* Given request: Copy out all of the material exactly.

* Provided entries:
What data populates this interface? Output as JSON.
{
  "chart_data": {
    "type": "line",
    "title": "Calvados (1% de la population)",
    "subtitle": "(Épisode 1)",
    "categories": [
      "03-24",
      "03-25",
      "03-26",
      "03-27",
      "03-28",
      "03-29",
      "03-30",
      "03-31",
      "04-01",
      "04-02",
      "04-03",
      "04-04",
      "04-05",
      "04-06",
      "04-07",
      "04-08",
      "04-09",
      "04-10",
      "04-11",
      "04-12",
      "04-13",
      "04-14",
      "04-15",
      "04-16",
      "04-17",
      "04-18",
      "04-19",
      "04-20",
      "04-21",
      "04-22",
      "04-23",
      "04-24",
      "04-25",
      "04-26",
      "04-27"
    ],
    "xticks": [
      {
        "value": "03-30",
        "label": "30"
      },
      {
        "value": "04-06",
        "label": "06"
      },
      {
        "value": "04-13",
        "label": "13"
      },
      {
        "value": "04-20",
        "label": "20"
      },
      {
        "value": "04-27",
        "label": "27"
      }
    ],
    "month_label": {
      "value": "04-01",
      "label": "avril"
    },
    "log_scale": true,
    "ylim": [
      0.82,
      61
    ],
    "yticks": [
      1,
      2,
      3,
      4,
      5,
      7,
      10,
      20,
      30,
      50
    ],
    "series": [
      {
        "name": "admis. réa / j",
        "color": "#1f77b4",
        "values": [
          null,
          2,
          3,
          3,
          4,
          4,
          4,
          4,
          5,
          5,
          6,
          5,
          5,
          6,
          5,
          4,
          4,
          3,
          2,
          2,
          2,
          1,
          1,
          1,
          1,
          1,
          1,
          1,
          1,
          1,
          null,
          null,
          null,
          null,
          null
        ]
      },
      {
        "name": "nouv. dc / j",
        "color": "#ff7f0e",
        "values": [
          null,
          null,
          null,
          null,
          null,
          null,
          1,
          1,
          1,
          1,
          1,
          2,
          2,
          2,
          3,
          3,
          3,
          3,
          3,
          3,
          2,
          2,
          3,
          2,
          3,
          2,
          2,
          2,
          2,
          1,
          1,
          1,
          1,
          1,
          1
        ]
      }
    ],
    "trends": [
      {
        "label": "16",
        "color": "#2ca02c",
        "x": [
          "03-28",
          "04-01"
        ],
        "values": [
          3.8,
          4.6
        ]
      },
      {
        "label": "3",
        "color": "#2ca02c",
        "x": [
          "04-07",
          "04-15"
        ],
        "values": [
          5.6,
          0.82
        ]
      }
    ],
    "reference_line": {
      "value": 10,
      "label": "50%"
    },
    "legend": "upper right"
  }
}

* Problem solution:
What data populates this interface? Output as JSON.
{
  "chart_data": {
    "type": "line",
    "title": "Calvados (1% de la population)",
    "subtitle": "(Épisode 1)",
    "categories": [
      "03-24",
      "03-25",
      "03-26",
      "03-27",
      "03-28",
      "03-29",
      "03-30",
      "03-31",
      "04-01",
      "04-02",
      "04-03",
      "04-04",
      "04-05",
      "04-06",
      "04-07",
      "04-08",
      "04-09",
      "04-10",
      "04-11",
      "04-12",
      "04-13",
      "04-14",
      "04-15",
      "04-16",
      "04-17",
      "04-18",
      "04-19",
      "04-20",
      "04-21",
      "04-22",
      "04-23",
      "04-24",
      "04-25",
      "04-26",
      "04-27"
    ],
    "xticks": [
      {
        "value": "03-30",
        "label": "30"
      },
      {
        "value": "04-06",
        "label": "06"
      },
      {
        "value": "04-13",
        "label": "13"
      },
      {
        "value": "04-20",
        "label": "20"
      },
      {
        "value": "04-27",
        "label": "27"
      }
    ],
    "month_label": {
      "value": "04-01",
      "label": "avril"
    },
    "log_scale": true,
    "ylim": [
      0.82,
      61
    ],
    "yticks": [
      1,
      2,
      3,
      4,
      5,
      7,
      10,
      20,
      30,
      50
    ],
    "series": [
      {
        "name": "admis. réa / j",
        "color": "#1f77b4",
        "values": [
          null,
          2,
          3,
          3,
          4,
          4,
          4,
          4,
          5,
          5,
          6,
          5,
          5,
          6,
          5,
          4,
          4,
          3,
          2,
          2,
          2,
          1,
          1,
          1,
          1,
          1,
          1,
          1,
          1,
          1,
          null,
          null,
          null,
          null,
          null
        ]
      },
      {
        "name": "nouv. dc / j",
        "color": "#ff7f0e",
        "values": [
          null,
          null,
          null,
          null,
          null,
          null,
          1,
          1,
          1,
          1,
          1,
          2,
          2,
          2,
          3,
          3,
          3,
          3,
          3,
          3,
          2,
          2,
          3,
          2,
          3,
          2,
          2,
          2,
          2,
          1,
          1,
          1,
          1,
          1,
          1
        ]
      }
    ],
    "trends": [
      {
        "label": "16",
        "color": "#2ca02c",
        "x": [
          "03-28",
          "04-01"
        ],
        "values": [
          3.8,
          4.6
        ]
      },
      {
        "label": "3",
        "color": "#2ca02c",
        "x": [
          "04-07",
          "04-15"
        ],
        "values": [
          5.6,
          0.82
        ]
      }
    ],
    "reference_line": {
      "value": 10,
      "label": "50%"
    },
    "legend": "upper right"
  }
}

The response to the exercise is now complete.